[GIVEN EXERCISE]:
Copy out the lines of the listing, word for word, from its very first line through the line containing "amount-cell: 41,763.00 <box>846", with both ends included.

Rows from a dataset:
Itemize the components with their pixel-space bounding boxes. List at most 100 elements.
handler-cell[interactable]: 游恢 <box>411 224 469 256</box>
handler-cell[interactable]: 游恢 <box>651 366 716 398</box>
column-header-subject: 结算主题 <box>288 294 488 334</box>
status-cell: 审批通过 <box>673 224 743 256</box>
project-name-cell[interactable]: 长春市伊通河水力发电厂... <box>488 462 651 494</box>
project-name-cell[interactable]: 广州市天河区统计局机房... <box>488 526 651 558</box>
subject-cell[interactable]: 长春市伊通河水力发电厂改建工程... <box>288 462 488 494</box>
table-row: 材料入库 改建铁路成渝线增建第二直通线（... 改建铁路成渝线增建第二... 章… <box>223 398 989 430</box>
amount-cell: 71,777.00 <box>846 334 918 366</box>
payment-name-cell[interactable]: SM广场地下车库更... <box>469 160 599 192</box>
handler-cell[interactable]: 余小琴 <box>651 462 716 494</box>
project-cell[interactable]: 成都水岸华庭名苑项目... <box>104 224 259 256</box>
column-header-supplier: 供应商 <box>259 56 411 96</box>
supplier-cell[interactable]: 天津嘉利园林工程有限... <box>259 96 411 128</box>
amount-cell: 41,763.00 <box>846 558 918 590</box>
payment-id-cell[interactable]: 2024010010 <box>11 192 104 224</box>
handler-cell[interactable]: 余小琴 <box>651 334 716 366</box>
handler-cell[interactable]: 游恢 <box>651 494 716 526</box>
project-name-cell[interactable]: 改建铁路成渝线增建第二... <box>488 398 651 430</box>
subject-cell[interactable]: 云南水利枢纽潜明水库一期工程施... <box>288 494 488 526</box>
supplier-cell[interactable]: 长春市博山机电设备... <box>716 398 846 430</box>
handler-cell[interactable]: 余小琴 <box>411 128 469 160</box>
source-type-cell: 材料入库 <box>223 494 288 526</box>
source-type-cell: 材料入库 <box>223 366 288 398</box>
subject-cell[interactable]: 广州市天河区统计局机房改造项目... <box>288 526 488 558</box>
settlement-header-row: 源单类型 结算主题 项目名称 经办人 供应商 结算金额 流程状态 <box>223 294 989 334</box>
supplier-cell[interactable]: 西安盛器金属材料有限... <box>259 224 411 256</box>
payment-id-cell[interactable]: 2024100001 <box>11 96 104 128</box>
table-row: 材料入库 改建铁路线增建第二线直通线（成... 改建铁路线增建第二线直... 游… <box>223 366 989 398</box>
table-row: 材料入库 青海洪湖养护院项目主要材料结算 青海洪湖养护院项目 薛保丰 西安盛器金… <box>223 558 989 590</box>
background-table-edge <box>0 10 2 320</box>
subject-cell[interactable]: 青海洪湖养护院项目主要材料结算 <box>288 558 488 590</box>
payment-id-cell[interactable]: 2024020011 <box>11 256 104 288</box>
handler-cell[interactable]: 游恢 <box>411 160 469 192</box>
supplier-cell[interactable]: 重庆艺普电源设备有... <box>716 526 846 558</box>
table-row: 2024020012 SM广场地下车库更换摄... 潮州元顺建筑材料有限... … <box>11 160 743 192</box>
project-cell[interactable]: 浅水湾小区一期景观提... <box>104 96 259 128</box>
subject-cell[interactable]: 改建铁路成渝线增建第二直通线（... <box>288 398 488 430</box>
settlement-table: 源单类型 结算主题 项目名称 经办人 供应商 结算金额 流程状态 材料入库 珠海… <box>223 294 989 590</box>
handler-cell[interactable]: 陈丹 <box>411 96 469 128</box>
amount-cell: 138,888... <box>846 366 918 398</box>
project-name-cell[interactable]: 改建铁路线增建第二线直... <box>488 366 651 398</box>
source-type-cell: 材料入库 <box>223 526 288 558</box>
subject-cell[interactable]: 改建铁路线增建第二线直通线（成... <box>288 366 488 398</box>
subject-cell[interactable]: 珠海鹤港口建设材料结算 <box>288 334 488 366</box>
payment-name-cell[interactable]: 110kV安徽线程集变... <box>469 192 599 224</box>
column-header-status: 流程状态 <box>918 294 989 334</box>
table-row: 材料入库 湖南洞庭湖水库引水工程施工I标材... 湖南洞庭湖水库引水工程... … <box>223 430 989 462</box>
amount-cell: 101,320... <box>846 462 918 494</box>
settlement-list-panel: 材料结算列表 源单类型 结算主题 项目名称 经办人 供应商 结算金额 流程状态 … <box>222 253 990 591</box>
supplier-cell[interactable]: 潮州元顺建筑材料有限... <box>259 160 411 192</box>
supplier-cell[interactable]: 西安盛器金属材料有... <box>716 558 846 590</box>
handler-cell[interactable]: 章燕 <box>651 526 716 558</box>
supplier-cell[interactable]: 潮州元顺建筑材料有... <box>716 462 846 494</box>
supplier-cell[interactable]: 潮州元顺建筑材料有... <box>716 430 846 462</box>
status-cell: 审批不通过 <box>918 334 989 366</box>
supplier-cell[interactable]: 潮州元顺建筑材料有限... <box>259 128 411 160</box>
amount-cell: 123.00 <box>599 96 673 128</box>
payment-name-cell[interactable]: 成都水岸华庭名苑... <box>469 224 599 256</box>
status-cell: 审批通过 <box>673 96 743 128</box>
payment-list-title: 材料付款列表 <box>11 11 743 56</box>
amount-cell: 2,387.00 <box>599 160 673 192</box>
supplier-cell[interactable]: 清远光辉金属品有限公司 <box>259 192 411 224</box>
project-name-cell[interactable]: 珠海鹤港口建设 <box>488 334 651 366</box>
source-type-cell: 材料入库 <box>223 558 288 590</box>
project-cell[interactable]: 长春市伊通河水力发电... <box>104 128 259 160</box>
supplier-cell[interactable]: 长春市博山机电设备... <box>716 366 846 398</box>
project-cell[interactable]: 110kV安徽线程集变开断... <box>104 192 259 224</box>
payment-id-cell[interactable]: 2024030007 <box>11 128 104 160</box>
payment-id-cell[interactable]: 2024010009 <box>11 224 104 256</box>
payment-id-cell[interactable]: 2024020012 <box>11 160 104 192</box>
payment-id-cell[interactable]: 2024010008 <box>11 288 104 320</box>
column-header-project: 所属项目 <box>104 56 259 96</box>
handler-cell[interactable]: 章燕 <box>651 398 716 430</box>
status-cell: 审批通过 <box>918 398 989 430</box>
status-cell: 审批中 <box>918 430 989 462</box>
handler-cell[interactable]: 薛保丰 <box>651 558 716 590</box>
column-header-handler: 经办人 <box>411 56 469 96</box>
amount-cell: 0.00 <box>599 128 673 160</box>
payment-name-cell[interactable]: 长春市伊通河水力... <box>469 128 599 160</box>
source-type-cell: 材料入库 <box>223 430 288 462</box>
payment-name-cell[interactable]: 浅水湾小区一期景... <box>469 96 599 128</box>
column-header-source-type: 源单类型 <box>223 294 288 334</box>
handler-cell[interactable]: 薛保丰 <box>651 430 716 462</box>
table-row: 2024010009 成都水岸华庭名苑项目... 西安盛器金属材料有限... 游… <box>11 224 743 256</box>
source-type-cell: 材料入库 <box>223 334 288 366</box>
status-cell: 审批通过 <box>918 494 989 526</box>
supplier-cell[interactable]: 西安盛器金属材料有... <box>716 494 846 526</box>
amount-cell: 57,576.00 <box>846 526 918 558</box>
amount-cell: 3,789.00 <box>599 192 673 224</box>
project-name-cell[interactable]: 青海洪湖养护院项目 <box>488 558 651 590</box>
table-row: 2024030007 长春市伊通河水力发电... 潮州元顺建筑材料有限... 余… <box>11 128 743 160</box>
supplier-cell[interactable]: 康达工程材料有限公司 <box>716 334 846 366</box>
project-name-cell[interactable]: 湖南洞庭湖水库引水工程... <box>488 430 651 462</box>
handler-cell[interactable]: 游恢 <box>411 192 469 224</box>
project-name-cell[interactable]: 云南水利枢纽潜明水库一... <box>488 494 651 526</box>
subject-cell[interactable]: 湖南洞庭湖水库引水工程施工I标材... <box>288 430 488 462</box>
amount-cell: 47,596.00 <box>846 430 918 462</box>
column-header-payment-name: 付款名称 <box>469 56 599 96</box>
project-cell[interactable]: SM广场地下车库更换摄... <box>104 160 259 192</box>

[FINAL ANSWER]:
Itemize the components with their pixel-space bounding boxes. List at most 100 elements.
handler-cell[interactable]: 游恢 <box>411 224 469 256</box>
handler-cell[interactable]: 游恢 <box>651 366 716 398</box>
column-header-subject: 结算主题 <box>288 294 488 334</box>
status-cell: 审批通过 <box>673 224 743 256</box>
project-name-cell[interactable]: 长春市伊通河水力发电厂... <box>488 462 651 494</box>
project-name-cell[interactable]: 广州市天河区统计局机房... <box>488 526 651 558</box>
subject-cell[interactable]: 长春市伊通河水力发电厂改建工程... <box>288 462 488 494</box>
table-row: 材料入库 改建铁路成渝线增建第二直通线（... 改建铁路成渝线增建第二... 章… <box>223 398 989 430</box>
amount-cell: 71,777.00 <box>846 334 918 366</box>
payment-name-cell[interactable]: SM广场地下车库更... <box>469 160 599 192</box>
handler-cell[interactable]: 余小琴 <box>651 462 716 494</box>
project-cell[interactable]: 成都水岸华庭名苑项目... <box>104 224 259 256</box>
column-header-supplier: 供应商 <box>259 56 411 96</box>
supplier-cell[interactable]: 天津嘉利园林工程有限... <box>259 96 411 128</box>
amount-cell: 41,763.00 <box>846 558 918 590</box>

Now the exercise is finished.